## SUPPLIED RECORDS
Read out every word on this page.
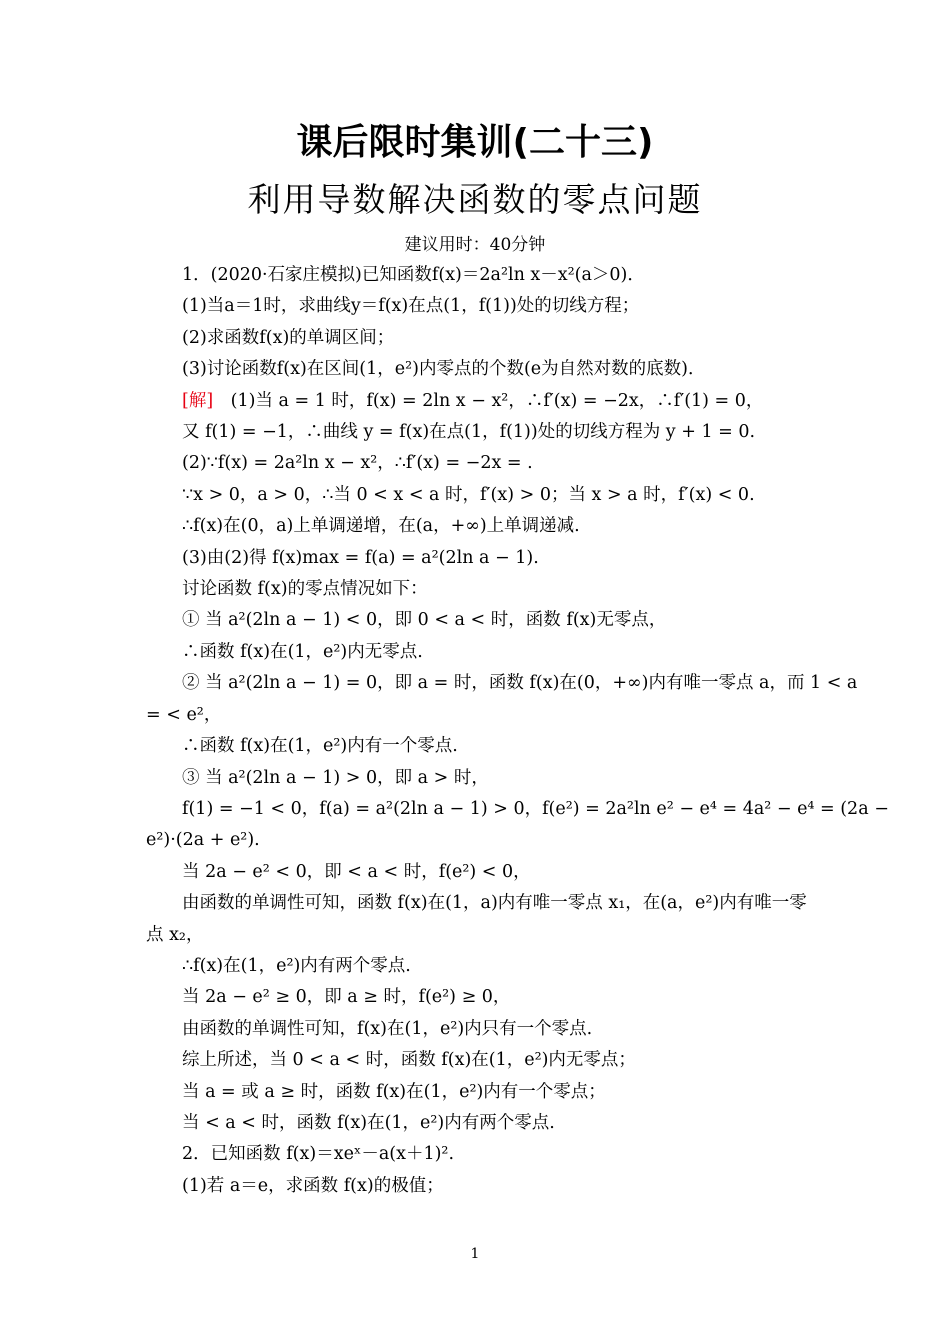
课后限时集训(二十三)
利用导数解决函数的零点问题
建议用时：40分钟
1．(2020·石家庄模拟)已知函数f(x)＝2a²ln x－x²(a＞0)．
(1)当a＝1时，求曲线y＝f(x)在点(1，f(1))处的切线方程；
(2)求函数f(x)的单调区间；
(3)讨论函数f(x)在区间(1，e²)内零点的个数(e为自然对数的底数)．
[解]　 (1)当 a = 1 时，f(x) = 2ln x − x²，∴f′(x) = −2x，∴f′(1) = 0，
又 f(1) = −1，∴曲线 y = f(x)在点(1，f(1))处的切线方程为 y + 1 = 0.
(2)∵f(x) = 2a²ln x − x²，∴f′(x) = −2x = .
∵x > 0，a > 0，∴当 0 < x < a 时，f′(x) > 0；当 x > a 时，f′(x) < 0.
∴f(x)在(0，a)上单调递增，在(a，+∞)上单调递减.
(3)由(2)得 f(x)max = f(a) = a²(2ln a − 1).
讨论函数 f(x)的零点情况如下：
① 当 a²(2ln a − 1) < 0，即 0 < a < 时，函数 f(x)无零点，
∴函数 f(x)在(1，e²)内无零点.
② 当 a²(2ln a − 1) = 0，即 a = 时，函数 f(x)在(0，+∞)内有唯一零点 a，而 1 < a
= < e²，
∴函数 f(x)在(1，e²)内有一个零点.
③ 当 a²(2ln a − 1) > 0，即 a > 时，
f(1) = −1 < 0，f(a) = a²(2ln a − 1) > 0，f(e²) = 2a²ln e² − e⁴ = 4a² − e⁴ = (2a −
e²)·(2a + e²).
当 2a − e² < 0，即 < a < 时，f(e²) < 0，
由函数的单调性可知，函数 f(x)在(1，a)内有唯一零点 x₁，在(a，e²)内有唯一零
点 x₂，
∴f(x)在(1，e²)内有两个零点.
当 2a − e² ≥ 0，即 a ≥ 时，f(e²) ≥ 0，
由函数的单调性可知，f(x)在(1，e²)内只有一个零点.
综上所述，当 0 < a < 时，函数 f(x)在(1，e²)内无零点；
当 a = 或 a ≥ 时，函数 f(x)在(1，e²)内有一个零点；
当 < a < 时，函数 f(x)在(1，e²)内有两个零点.
2．已知函数 f(x)＝xeˣ－a(x＋1)².
(1)若 a＝e，求函数 f(x)的极值；
1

## EXERCISE BRIEF
Select and copy each line from the data that includes the word "由函数的单调性可知".

## TASK RESPONSE
由函数的单调性可知，函数 f(x)在(1，a)内有唯一零点 x₁，在(a，e²)内有唯一零
由函数的单调性可知，f(x)在(1，e²)内只有一个零点.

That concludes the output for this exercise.